Retype the records below word for word and omit any image.

## BEGIN Data supplied

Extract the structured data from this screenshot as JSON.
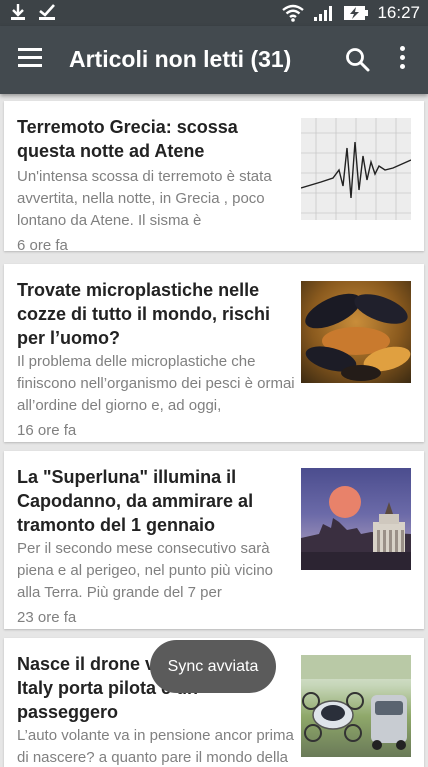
{
  "status_bar": {
    "time": "16:27",
    "icons": [
      "download-icon",
      "check-icon",
      "wifi-icon",
      "signal-icon",
      "battery-charging-icon"
    ]
  },
  "app_bar": {
    "title": "Articoli non letti (31)",
    "icons": [
      "menu-icon",
      "search-icon",
      "more-vert-icon"
    ]
  },
  "articles": [
    {
      "title": "Terremoto Grecia: scossa questa notte ad Atene",
      "excerpt": "Un'intensa scossa di terremoto è stata avvertita, nella notte, in Grecia , poco lontano da Atene.  Il sisma è",
      "time": "6 ore fa",
      "image": "seismograph-image"
    },
    {
      "title": "Trovate microplastiche nelle cozze di tutto il mondo, rischi per l’uomo?",
      "excerpt": "Il problema delle microplastiche che finiscono nell’organismo dei pesci è ormai all’ordine del giorno e, ad oggi,",
      "time": "16 ore fa",
      "image": "mussels-image"
    },
    {
      "title": "La \"Superluna\" illumina il Capodanno, da ammirare al tramonto del 1 gennaio",
      "excerpt": "Per il secondo mese consecutivo sarà piena e al perigeo, nel punto più vicino alla Terra. Più grande del 7 per",
      "time": "23 ore fa",
      "image": "supermoon-image"
    },
    {
      "title": "Nasce il drone volante per gli Italy porta pilota e un passeggero",
      "excerpt": "L’auto volante va in pensione ancor prima di nascere? a quanto pare il mondo della tecnologia sta facendo",
      "time": "",
      "image": "drone-image"
    }
  ],
  "toast": "Sync avviata",
  "colors": {
    "status_bar": "#3d4347",
    "app_bar": "#434a4f",
    "background": "#e6e6e6",
    "card": "#ffffff",
    "title_text": "#222222",
    "secondary_text": "#808080",
    "toast": "#5b5b5b"
  }
}
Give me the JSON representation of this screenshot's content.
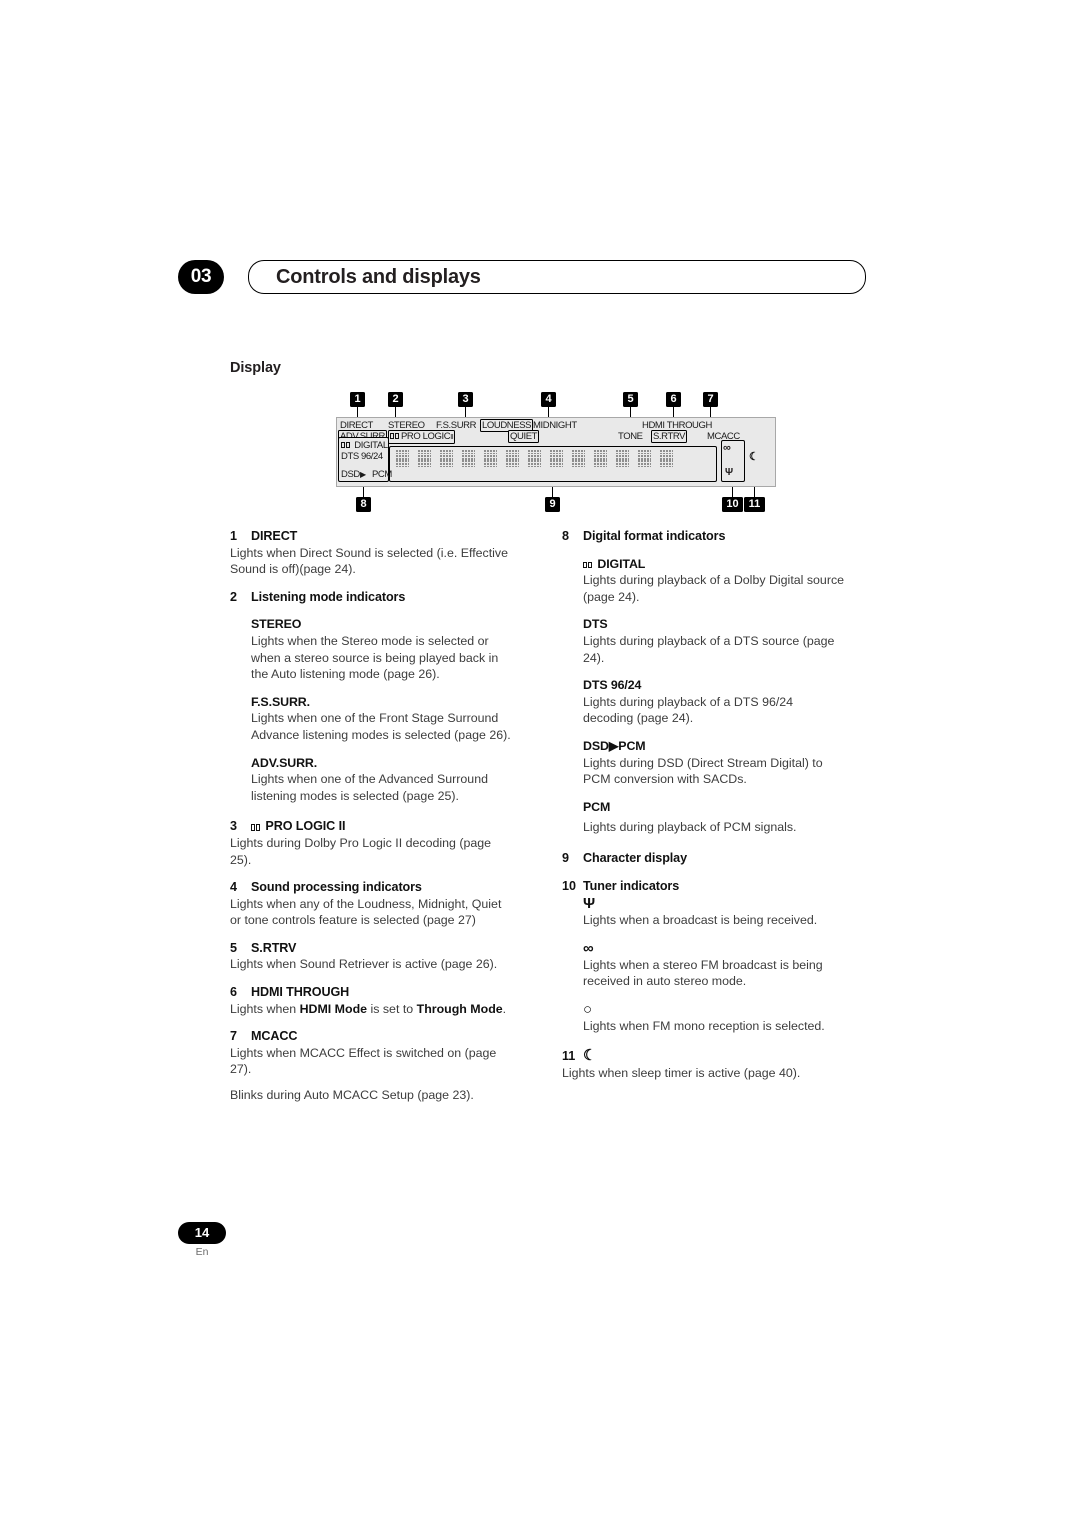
{
  "chapter": {
    "number": "03",
    "title": "Controls and displays"
  },
  "section": {
    "title": "Display"
  },
  "figure": {
    "name": "receiver-front-panel-display",
    "callouts": [
      "1",
      "2",
      "3",
      "4",
      "5",
      "6",
      "7",
      "8",
      "9",
      "10",
      "11"
    ],
    "segments": {
      "direct": "DIRECT",
      "stereo": "STEREO",
      "fs_surr": "F.S.SURR",
      "loudness": "LOUDNESS",
      "midnight": "MIDNIGHT",
      "hdmi_through": "HDMI THROUGH",
      "adv_surr": "ADV.SURR",
      "pro_logic": "PRO LOGIC",
      "pro_logic_sup": "II",
      "quiet": "QUIET",
      "tone": "TONE",
      "s_rtrv": "S.RTRV",
      "mcacc": "MCACC",
      "digital": "DIGITAL",
      "dts_9624": "DTS 96/24",
      "dsd": "DSD",
      "arrow": "▶",
      "pcm": "PCM"
    }
  },
  "left_column": [
    {
      "num": "1",
      "head": "DIRECT",
      "body": "Lights when Direct Sound is selected (i.e. Effective Sound is off)(page 24).",
      "indent": false
    },
    {
      "num": "2",
      "head": "Listening mode indicators",
      "subs": [
        {
          "head": "STEREO",
          "body": "Lights when the Stereo mode is selected or when a stereo source is being played back in the Auto listening mode (page 26)."
        },
        {
          "head": "F.S.SURR.",
          "body": "Lights when one of the Front Stage Surround Advance listening modes is selected (page 26)."
        },
        {
          "head": "ADV.SURR.",
          "body": "Lights when one of the Advanced Surround listening modes is selected (page 25)."
        }
      ]
    },
    {
      "num": "3",
      "head_prefix_icon": "dolby-logo-icon",
      "head": "PRO LOGIC II",
      "body": "Lights during Dolby Pro Logic II decoding (page 25).",
      "indent": false
    },
    {
      "num": "4",
      "head": "Sound processing indicators",
      "body": "Lights when any of the Loudness, Midnight, Quiet or tone controls feature is selected (page 27)",
      "indent": false
    },
    {
      "num": "5",
      "head": "S.RTRV",
      "body": "Lights when Sound Retriever is active (page 26).",
      "indent": false
    },
    {
      "num": "6",
      "head": "HDMI THROUGH",
      "body_parts": [
        "Lights when ",
        "HDMI Mode",
        " is set to ",
        "Through Mode",
        "."
      ],
      "indent": false
    },
    {
      "num": "7",
      "head": "MCACC",
      "body": "Lights when MCACC Effect is switched on (page 27).",
      "body2": "Blinks during Auto MCACC Setup (page 23).",
      "indent": false
    }
  ],
  "right_column": [
    {
      "num": "8",
      "head": "Digital format indicators",
      "subs": [
        {
          "head_prefix_icon": "dolby-logo-icon",
          "head": "DIGITAL",
          "body": "Lights during playback of a Dolby Digital source (page 24)."
        },
        {
          "head": "DTS",
          "body": "Lights during playback of a DTS source (page 24)."
        },
        {
          "head": "DTS 96/24",
          "body": "Lights during playback of a DTS 96/24 decoding (page 24)."
        },
        {
          "head": "DSD▶PCM",
          "body": "Lights during DSD (Direct Stream Digital) to PCM conversion with SACDs."
        },
        {
          "head": "PCM",
          "body": "Lights during playback of PCM signals."
        }
      ]
    },
    {
      "num": "9",
      "head": "Character display"
    },
    {
      "num": "10",
      "head": "Tuner indicators",
      "subs": [
        {
          "glyph": "Ψ",
          "glyph_name": "antenna-signal-icon",
          "body": "Lights when a broadcast is being received."
        },
        {
          "glyph": "∞",
          "glyph_name": "stereo-rings-icon",
          "body": "Lights when a stereo FM broadcast is being received in auto stereo mode."
        },
        {
          "glyph": "○",
          "glyph_name": "mono-circle-icon",
          "body": "Lights when FM mono reception is selected."
        }
      ]
    },
    {
      "num": "11",
      "glyph": "☾",
      "glyph_name": "sleep-timer-moon-icon",
      "body": "Lights when sleep timer is active (page 40)."
    }
  ],
  "footer": {
    "page": "14",
    "lang": "En"
  }
}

## END Data supplied

Problem solution.
Extract the structured data from this screenshot as JSON.
{
  "status_bar": {
    "time": "16:27",
    "icons": [
      "download-icon",
      "check-icon",
      "wifi-icon",
      "signal-icon",
      "battery-charging-icon"
    ]
  },
  "app_bar": {
    "title": "Articoli non letti (31)",
    "icons": [
      "menu-icon",
      "search-icon",
      "more-vert-icon"
    ]
  },
  "articles": [
    {
      "title": "Terremoto Grecia: scossa questa notte ad Atene",
      "excerpt": "Un'intensa scossa di terremoto è stata avvertita, nella notte, in Grecia , poco lontano da Atene.  Il sisma è",
      "time": "6 ore fa",
      "image": "seismograph-image"
    },
    {
      "title": "Trovate microplastiche nelle cozze di tutto il mondo, rischi per l’uomo?",
      "excerpt": "Il problema delle microplastiche che finiscono nell’organismo dei pesci è ormai all’ordine del giorno e, ad oggi,",
      "time": "16 ore fa",
      "image": "mussels-image"
    },
    {
      "title": "La \"Superluna\" illumina il Capodanno, da ammirare al tramonto del 1 gennaio",
      "excerpt": "Per il secondo mese consecutivo sarà piena e al perigeo, nel punto più vicino alla Terra. Più grande del 7 per",
      "time": "23 ore fa",
      "image": "supermoon-image"
    },
    {
      "title": "Nasce il drone volante per gli Italy porta pilota e un passeggero",
      "excerpt": "L’auto volante va in pensione ancor prima di nascere? a quanto pare il mondo della tecnologia sta facendo",
      "time": "",
      "image": "drone-image"
    }
  ],
  "toast": "Sync avviata",
  "colors": {
    "status_bar": "#3d4347",
    "app_bar": "#434a4f",
    "background": "#e6e6e6",
    "card": "#ffffff",
    "title_text": "#222222",
    "secondary_text": "#808080",
    "toast": "#5b5b5b"
  }
}
Give me the JSON representation of this screenshot's content.
{
  "chapter": {
    "number": "03",
    "title": "Controls and displays"
  },
  "section": {
    "title": "Display"
  },
  "figure": {
    "name": "receiver-front-panel-display",
    "callouts": [
      "1",
      "2",
      "3",
      "4",
      "5",
      "6",
      "7",
      "8",
      "9",
      "10",
      "11"
    ],
    "segments": {
      "direct": "DIRECT",
      "stereo": "STEREO",
      "fs_surr": "F.S.SURR",
      "loudness": "LOUDNESS",
      "midnight": "MIDNIGHT",
      "hdmi_through": "HDMI THROUGH",
      "adv_surr": "ADV.SURR",
      "pro_logic": "PRO LOGIC",
      "pro_logic_sup": "II",
      "quiet": "QUIET",
      "tone": "TONE",
      "s_rtrv": "S.RTRV",
      "mcacc": "MCACC",
      "digital": "DIGITAL",
      "dts_9624": "DTS 96/24",
      "dsd": "DSD",
      "arrow": "▶",
      "pcm": "PCM"
    }
  },
  "left_column": [
    {
      "num": "1",
      "head": "DIRECT",
      "body": "Lights when Direct Sound is selected (i.e. Effective Sound is off)(page 24).",
      "indent": false
    },
    {
      "num": "2",
      "head": "Listening mode indicators",
      "subs": [
        {
          "head": "STEREO",
          "body": "Lights when the Stereo mode is selected or when a stereo source is being played back in the Auto listening mode (page 26)."
        },
        {
          "head": "F.S.SURR.",
          "body": "Lights when one of the Front Stage Surround Advance listening modes is selected (page 26)."
        },
        {
          "head": "ADV.SURR.",
          "body": "Lights when one of the Advanced Surround listening modes is selected (page 25)."
        }
      ]
    },
    {
      "num": "3",
      "head_prefix_icon": "dolby-logo-icon",
      "head": "PRO LOGIC II",
      "body": "Lights during Dolby Pro Logic II decoding (page 25).",
      "indent": false
    },
    {
      "num": "4",
      "head": "Sound processing indicators",
      "body": "Lights when any of the Loudness, Midnight, Quiet or tone controls feature is selected (page 27)",
      "indent": false
    },
    {
      "num": "5",
      "head": "S.RTRV",
      "body": "Lights when Sound Retriever is active (page 26).",
      "indent": false
    },
    {
      "num": "6",
      "head": "HDMI THROUGH",
      "body_parts": [
        "Lights when ",
        "HDMI Mode",
        " is set to ",
        "Through Mode",
        "."
      ],
      "indent": false
    },
    {
      "num": "7",
      "head": "MCACC",
      "body": "Lights when MCACC Effect is switched on (page 27).",
      "body2": "Blinks during Auto MCACC Setup (page 23).",
      "indent": false
    }
  ],
  "right_column": [
    {
      "num": "8",
      "head": "Digital format indicators",
      "subs": [
        {
          "head_prefix_icon": "dolby-logo-icon",
          "head": "DIGITAL",
          "body": "Lights during playback of a Dolby Digital source (page 24)."
        },
        {
          "head": "DTS",
          "body": "Lights during playback of a DTS source (page 24)."
        },
        {
          "head": "DTS 96/24",
          "body": "Lights during playback of a DTS 96/24 decoding (page 24)."
        },
        {
          "head": "DSD▶PCM",
          "body": "Lights during DSD (Direct Stream Digital) to PCM conversion with SACDs."
        },
        {
          "head": "PCM",
          "body": "Lights during playback of PCM signals."
        }
      ]
    },
    {
      "num": "9",
      "head": "Character display"
    },
    {
      "num": "10",
      "head": "Tuner indicators",
      "subs": [
        {
          "glyph": "Ψ",
          "glyph_name": "antenna-signal-icon",
          "body": "Lights when a broadcast is being received."
        },
        {
          "glyph": "∞",
          "glyph_name": "stereo-rings-icon",
          "body": "Lights when a stereo FM broadcast is being received in auto stereo mode."
        },
        {
          "glyph": "○",
          "glyph_name": "mono-circle-icon",
          "body": "Lights when FM mono reception is selected."
        }
      ]
    },
    {
      "num": "11",
      "glyph": "☾",
      "glyph_name": "sleep-timer-moon-icon",
      "body": "Lights when sleep timer is active (page 40)."
    }
  ],
  "footer": {
    "page": "14",
    "lang": "En"
  }
}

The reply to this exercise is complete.